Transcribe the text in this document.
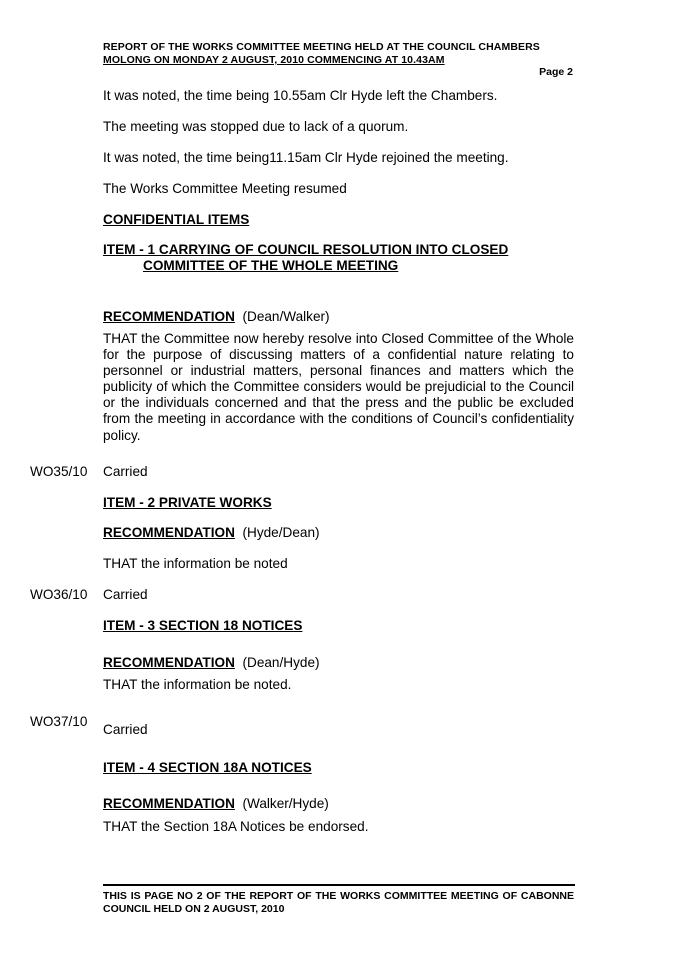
REPORT OF THE WORKS COMMITTEE MEETING HELD AT THE COUNCIL CHAMBERS
MOLONG ON MONDAY 2 AUGUST, 2010 COMMENCING AT 10.43AM
Page 2
It was noted, the time being 10.55am Clr Hyde left the Chambers.
The meeting was stopped due to lack of a quorum.
It was noted, the time being11.15am Clr Hyde rejoined the meeting.
The Works Committee Meeting resumed
CONFIDENTIAL ITEMS
ITEM - 1 CARRYING OF COUNCIL RESOLUTION INTO CLOSED
COMMITTEE OF THE WHOLE MEETING
RECOMMENDATION (Dean/Walker)
THAT the Committee now hereby resolve into Closed Committee of the Whole for the purpose of discussing matters of a confidential nature relating to personnel or industrial matters, personal finances and matters which the publicity of which the Committee considers would be prejudicial to the Council or the individuals concerned and that the press and the public be excluded from the meeting in accordance with the conditions of Council’s confidentiality policy.
WO35/10 Carried
ITEM - 2 PRIVATE WORKS
RECOMMENDATION (Hyde/Dean)
THAT the information be noted
WO36/10 Carried
ITEM - 3 SECTION 18 NOTICES
RECOMMENDATION (Dean/Hyde)
THAT the information be noted.
WO37/10
Carried
ITEM - 4 SECTION 18A NOTICES
RECOMMENDATION (Walker/Hyde)
THAT the Section 18A Notices be endorsed.
THIS IS PAGE NO 2 OF THE REPORT OF THE WORKS COMMITTEE MEETING OF CABONNE COUNCIL HELD ON 2 AUGUST, 2010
════════
§ Problem to work on
Make an exact copy of the whole listing, but don't bring over any pictures.

§ Solution for this exercise
Transcribe the text in this document.
REPORT OF THE WORKS COMMITTEE MEETING HELD AT THE COUNCIL CHAMBERS
MOLONG ON MONDAY 2 AUGUST, 2010 COMMENCING AT 10.43AM
Page 2
It was noted, the time being 10.55am Clr Hyde left the Chambers.
The meeting was stopped due to lack of a quorum.
It was noted, the time being11.15am Clr Hyde rejoined the meeting.
The Works Committee Meeting resumed
CONFIDENTIAL ITEMS
ITEM - 1 CARRYING OF COUNCIL RESOLUTION INTO CLOSED
COMMITTEE OF THE WHOLE MEETING
RECOMMENDATION (Dean/Walker)
THAT the Committee now hereby resolve into Closed Committee of the Whole for the purpose of discussing matters of a confidential nature relating to personnel or industrial matters, personal finances and matters which the publicity of which the Committee considers would be prejudicial to the Council or the individuals concerned and that the press and the public be excluded from the meeting in accordance with the conditions of Council’s confidentiality policy.
WO35/10 Carried
ITEM - 2 PRIVATE WORKS
RECOMMENDATION (Hyde/Dean)
THAT the information be noted
WO36/10 Carried
ITEM - 3 SECTION 18 NOTICES
RECOMMENDATION (Dean/Hyde)
THAT the information be noted.
WO37/10
Carried
ITEM - 4 SECTION 18A NOTICES
RECOMMENDATION (Walker/Hyde)
THAT the Section 18A Notices be endorsed.
THIS IS PAGE NO 2 OF THE REPORT OF THE WORKS COMMITTEE MEETING OF CABONNE COUNCIL HELD ON 2 AUGUST, 2010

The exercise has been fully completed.